# Given information
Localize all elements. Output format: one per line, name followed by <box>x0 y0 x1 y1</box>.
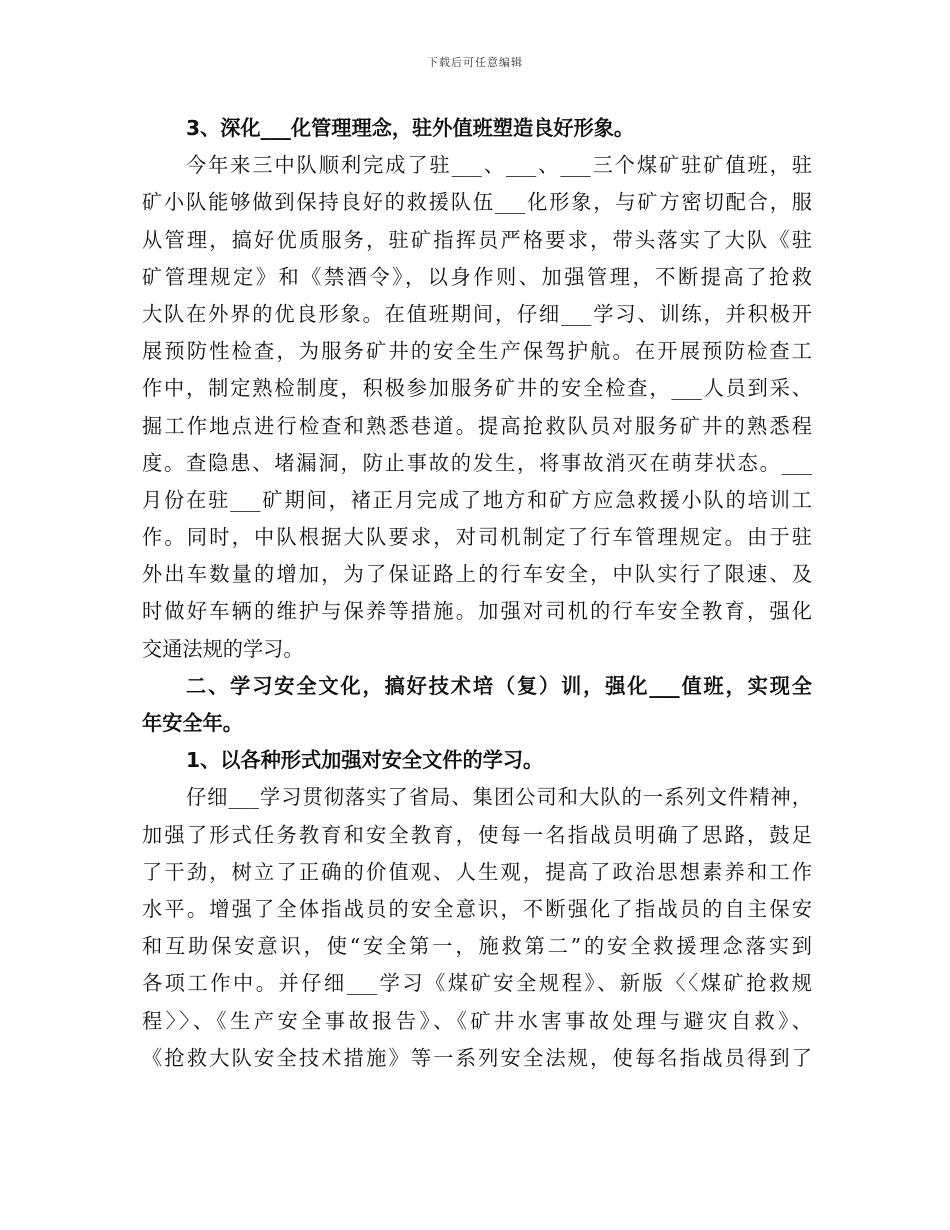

--

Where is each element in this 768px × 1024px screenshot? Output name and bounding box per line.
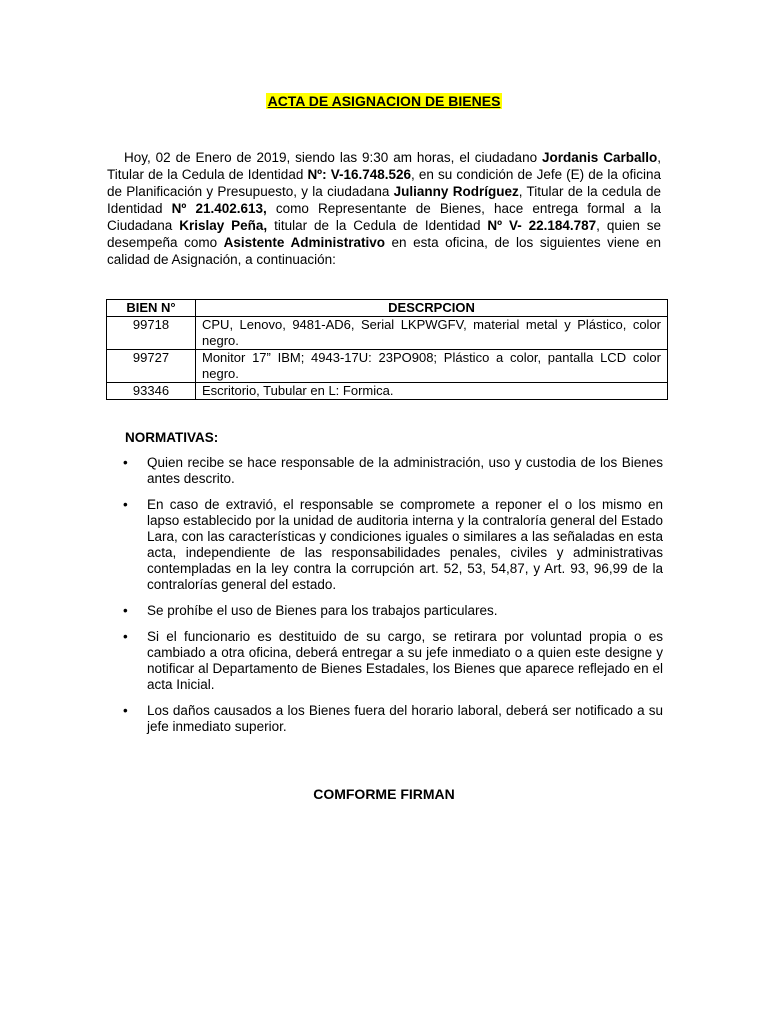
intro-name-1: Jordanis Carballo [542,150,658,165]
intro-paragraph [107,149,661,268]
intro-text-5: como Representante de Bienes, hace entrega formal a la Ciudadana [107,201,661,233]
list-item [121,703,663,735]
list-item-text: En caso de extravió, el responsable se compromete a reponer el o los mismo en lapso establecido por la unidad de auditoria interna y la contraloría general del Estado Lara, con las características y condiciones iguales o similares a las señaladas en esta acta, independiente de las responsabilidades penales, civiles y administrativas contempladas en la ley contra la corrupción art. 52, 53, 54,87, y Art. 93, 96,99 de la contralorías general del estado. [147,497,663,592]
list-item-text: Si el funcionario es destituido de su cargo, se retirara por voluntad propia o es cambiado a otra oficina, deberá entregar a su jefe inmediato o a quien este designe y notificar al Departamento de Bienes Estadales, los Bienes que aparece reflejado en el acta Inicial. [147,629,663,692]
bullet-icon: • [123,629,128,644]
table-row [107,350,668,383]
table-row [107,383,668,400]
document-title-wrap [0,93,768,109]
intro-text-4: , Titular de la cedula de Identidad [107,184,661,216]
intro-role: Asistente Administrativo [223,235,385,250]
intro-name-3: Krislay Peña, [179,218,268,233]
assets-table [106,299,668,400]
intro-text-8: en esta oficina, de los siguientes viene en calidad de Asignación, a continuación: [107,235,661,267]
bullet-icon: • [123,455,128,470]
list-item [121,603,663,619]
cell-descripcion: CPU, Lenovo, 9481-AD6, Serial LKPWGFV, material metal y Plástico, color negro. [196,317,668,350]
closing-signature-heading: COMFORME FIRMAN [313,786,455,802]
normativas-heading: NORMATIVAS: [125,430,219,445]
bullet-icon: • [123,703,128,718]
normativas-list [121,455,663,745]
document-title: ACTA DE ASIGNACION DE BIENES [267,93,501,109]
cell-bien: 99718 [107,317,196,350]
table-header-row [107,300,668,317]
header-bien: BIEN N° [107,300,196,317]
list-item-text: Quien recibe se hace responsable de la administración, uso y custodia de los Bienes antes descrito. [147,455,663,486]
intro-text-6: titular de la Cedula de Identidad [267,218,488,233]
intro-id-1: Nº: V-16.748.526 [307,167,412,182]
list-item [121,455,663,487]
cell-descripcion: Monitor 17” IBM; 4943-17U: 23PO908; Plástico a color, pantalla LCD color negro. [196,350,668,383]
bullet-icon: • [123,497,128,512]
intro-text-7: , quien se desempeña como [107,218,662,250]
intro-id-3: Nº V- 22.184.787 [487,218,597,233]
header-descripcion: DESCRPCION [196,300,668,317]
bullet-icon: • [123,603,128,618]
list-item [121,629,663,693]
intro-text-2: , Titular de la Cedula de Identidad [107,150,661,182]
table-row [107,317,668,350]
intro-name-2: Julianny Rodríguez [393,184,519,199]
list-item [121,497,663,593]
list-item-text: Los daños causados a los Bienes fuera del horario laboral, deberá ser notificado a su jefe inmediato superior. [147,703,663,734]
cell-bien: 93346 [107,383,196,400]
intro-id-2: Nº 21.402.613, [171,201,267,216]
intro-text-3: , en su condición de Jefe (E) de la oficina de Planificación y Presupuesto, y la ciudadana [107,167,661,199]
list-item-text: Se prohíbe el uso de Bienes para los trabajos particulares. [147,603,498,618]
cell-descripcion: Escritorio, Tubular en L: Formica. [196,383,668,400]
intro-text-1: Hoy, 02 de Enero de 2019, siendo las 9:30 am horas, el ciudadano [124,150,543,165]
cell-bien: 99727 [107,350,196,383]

# Aim of the exercise
Rewrite the rows from the line containing "Where is each" through the line containing "list-item-text: En caso", inclusive, replacing "screenshot" with "screen capture" and keeping everything else the same. Leave the pictures out.

# Response to this task
Where is each element in this 768px × 1024px screen capture? Output name and bounding box per line.
intro-name-1: Jordanis Carballo [542,150,658,165]
intro-paragraph [107,149,661,268]
intro-text-5: como Representante de Bienes, hace entrega formal a la Ciudadana [107,201,661,233]
list-item [121,703,663,735]
list-item-text: En caso de extravió, el responsable se compromete a reponer el o los mismo en lapso establecido por la unidad de auditoria interna y la contraloría general del Estado Lara, con las características y condiciones iguales o similares a las señaladas en esta acta, independiente de las responsabilidades penales, civiles y administrativas contempladas en la ley contra la corrupción art. 52, 53, 54,87, y Art. 93, 96,99 de la contralorías general del estado. [147,497,663,592]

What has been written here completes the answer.